AIM OF THE TASK:
Starting at the line with "Parse this screenshot: output", copy each line through the last one below exactly as written, without any pictures.

Start

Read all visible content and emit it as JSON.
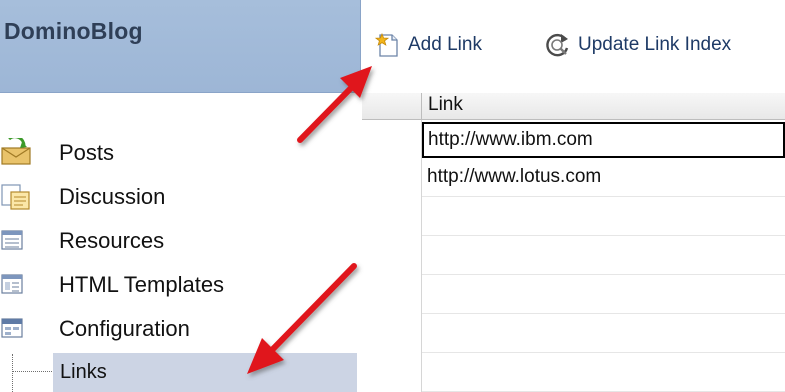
{
  "nav": {
    "title": "DominoBlog",
    "items": [
      {
        "label": "Posts",
        "icon": "posts-icon"
      },
      {
        "label": "Discussion",
        "icon": "discussion-icon"
      },
      {
        "label": "Resources",
        "icon": "resources-icon"
      },
      {
        "label": "HTML Templates",
        "icon": "html-templates-icon"
      },
      {
        "label": "Configuration",
        "icon": "configuration-icon"
      }
    ],
    "subitem": {
      "label": "Links"
    }
  },
  "toolbar": {
    "add_link": "Add Link",
    "update_link_index": "Update Link Index"
  },
  "view": {
    "column_header": "Link",
    "rows": [
      "http://www.ibm.com",
      "http://www.lotus.com",
      "",
      "",
      "",
      "",
      ""
    ]
  },
  "colors": {
    "nav_header_bg": "#a6bedb",
    "nav_title": "#2f3f57",
    "selected_subitem_bg": "#ccd4e4",
    "toolbar_text": "#1e3a66",
    "annotation_arrow": "#e0141c"
  }
}
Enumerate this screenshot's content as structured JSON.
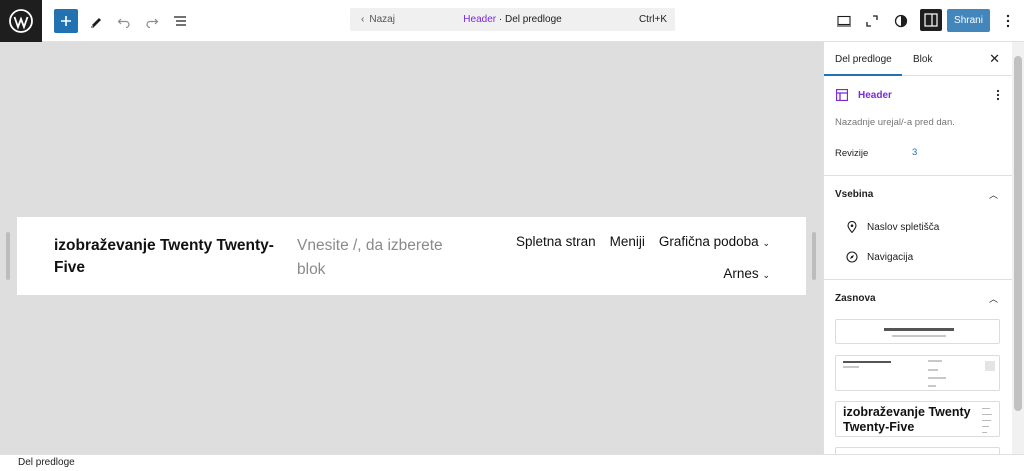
{
  "topbar": {
    "back_label": "Nazaj",
    "doc_title": "Header",
    "doc_type": " · Del predloge",
    "shortcut": "Ctrl+K",
    "save_label": "Shrani"
  },
  "canvas": {
    "site_title": "izobraževanje Twenty Twenty-Five",
    "block_placeholder": "Vnesite /, da izberete blok",
    "nav_row1": [
      "Spletna stran",
      "Meniji",
      "Grafična podoba"
    ],
    "nav_row2": [
      "Arnes"
    ]
  },
  "sidebar": {
    "tab_template_part": "Del predloge",
    "tab_block": "Blok",
    "part_name": "Header",
    "last_edited": "Nazadnje urejal/-a pred dan.",
    "revisions_label": "Revizije",
    "revisions_count": "3",
    "content_title": "Vsebina",
    "content_items": [
      "Naslov spletišča",
      "Navigacija"
    ],
    "layout_title": "Zasnova",
    "pattern_title": "izobraževanje Twenty Twenty-Five"
  },
  "statusbar": {
    "label": "Del predloge"
  },
  "colors": {
    "accent": "#2271b1",
    "template_purple": "#7b2bd9"
  }
}
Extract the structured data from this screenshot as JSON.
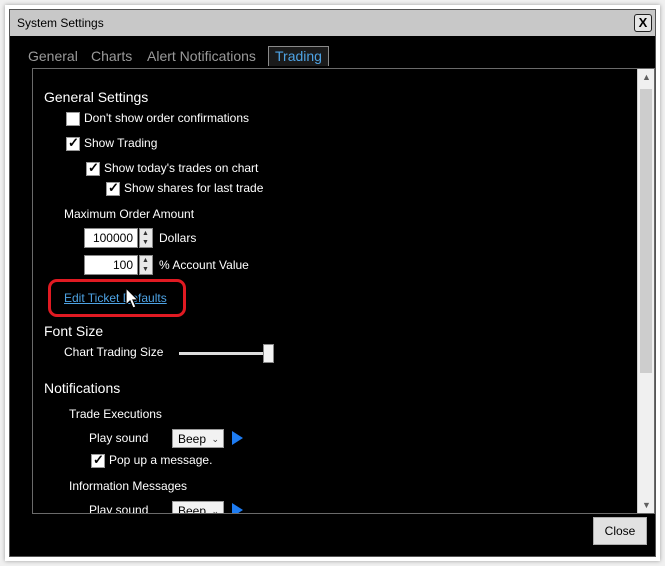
{
  "window": {
    "title": "System Settings",
    "close_glyph": "X"
  },
  "tabs": [
    {
      "label": "General",
      "active": false
    },
    {
      "label": "Charts",
      "active": false
    },
    {
      "label": "Alert Notifications",
      "active": false
    },
    {
      "label": "Trading",
      "active": true
    }
  ],
  "general": {
    "heading": "General Settings",
    "dont_show_confirmations": {
      "label": "Don't show order confirmations",
      "checked": false
    },
    "show_trading": {
      "label": "Show Trading",
      "checked": true
    },
    "show_todays_trades": {
      "label": "Show today's trades on chart",
      "checked": true
    },
    "show_shares": {
      "label": "Show shares for last trade",
      "checked": true
    },
    "max_order_label": "Maximum Order Amount",
    "dollars_value": "100000",
    "dollars_label": "Dollars",
    "percent_value": "100",
    "percent_label": "% Account Value",
    "edit_link": "Edit Ticket Defaults"
  },
  "font_size": {
    "heading": "Font Size",
    "chart_trading_size_label": "Chart Trading Size",
    "slider_level": 1.0
  },
  "notifications": {
    "heading": "Notifications",
    "trade_executions": {
      "label": "Trade Executions",
      "play_sound_label": "Play sound",
      "sound": "Beep",
      "popup": {
        "label": "Pop up a message.",
        "checked": true
      }
    },
    "information_messages": {
      "label": "Information Messages",
      "play_sound_label": "Play sound",
      "sound": "Beep"
    }
  },
  "footer": {
    "close_label": "Close"
  },
  "colors": {
    "link": "#4ea3e4",
    "highlight": "#e01a22",
    "play": "#1e7cf2"
  },
  "icons": {
    "check": "check-icon",
    "play": "play-icon",
    "chevron": "chevron-down-icon",
    "cursor": "mouse-cursor-icon"
  }
}
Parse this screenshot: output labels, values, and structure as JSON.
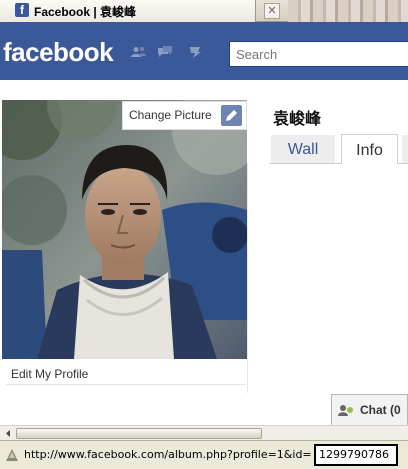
{
  "browser": {
    "tab_title": "Facebook | 袁峻峰",
    "tab_favicon": "f",
    "close_icon": "close-icon"
  },
  "header": {
    "logo": "facebook",
    "search_placeholder": "Search",
    "jewels": [
      "friend-requests-icon",
      "messages-icon",
      "notifications-icon"
    ],
    "brand_color": "#3b5998"
  },
  "profile": {
    "change_picture": "Change Picture",
    "name": "袁峻峰",
    "tabs": [
      "Wall",
      "Info"
    ],
    "active_tab": "Info",
    "edit_profile": "Edit My Profile"
  },
  "chat": {
    "label": "Chat (0"
  },
  "status": {
    "url": "http://www.facebook.com/album.php?profile=1&id=",
    "id": "1299790786"
  }
}
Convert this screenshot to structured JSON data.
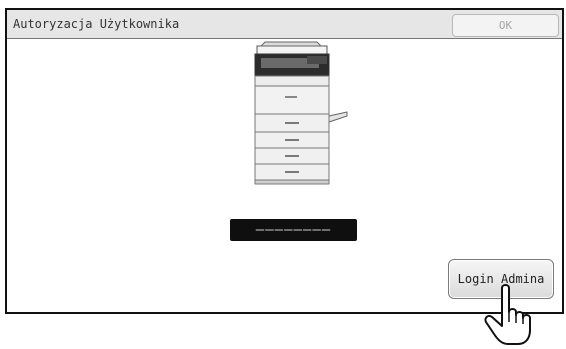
{
  "window": {
    "title": "Autoryzacja Użytkownika",
    "ok_label": "OK"
  },
  "password": {
    "masked_value": "––––––––"
  },
  "buttons": {
    "admin_login_label": "Login Admina"
  },
  "icons": {
    "device": "multifunction-printer-icon",
    "pointer": "pointing-hand-icon"
  },
  "colors": {
    "header_background": "#e6e6e6",
    "field_background": "#0f0f0f",
    "disabled_text": "#a6a6a6"
  }
}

End

RESPONSE:
Parse this screenshot: output labels, values, and structure as JSON.
{
  "browser": {
    "tab_title": "Facebook | 袁峻峰",
    "tab_favicon": "f",
    "close_icon": "close-icon"
  },
  "header": {
    "logo": "facebook",
    "search_placeholder": "Search",
    "jewels": [
      "friend-requests-icon",
      "messages-icon",
      "notifications-icon"
    ],
    "brand_color": "#3b5998"
  },
  "profile": {
    "change_picture": "Change Picture",
    "name": "袁峻峰",
    "tabs": [
      "Wall",
      "Info"
    ],
    "active_tab": "Info",
    "edit_profile": "Edit My Profile"
  },
  "chat": {
    "label": "Chat (0"
  },
  "status": {
    "url": "http://www.facebook.com/album.php?profile=1&id=",
    "id": "1299790786"
  }
}
Convert this screenshot to structured JSON data.
{
  "window": {
    "title": "Autoryzacja Użytkownika",
    "ok_label": "OK"
  },
  "password": {
    "masked_value": "––––––––"
  },
  "buttons": {
    "admin_login_label": "Login Admina"
  },
  "icons": {
    "device": "multifunction-printer-icon",
    "pointer": "pointing-hand-icon"
  },
  "colors": {
    "header_background": "#e6e6e6",
    "field_background": "#0f0f0f",
    "disabled_text": "#a6a6a6"
  }
}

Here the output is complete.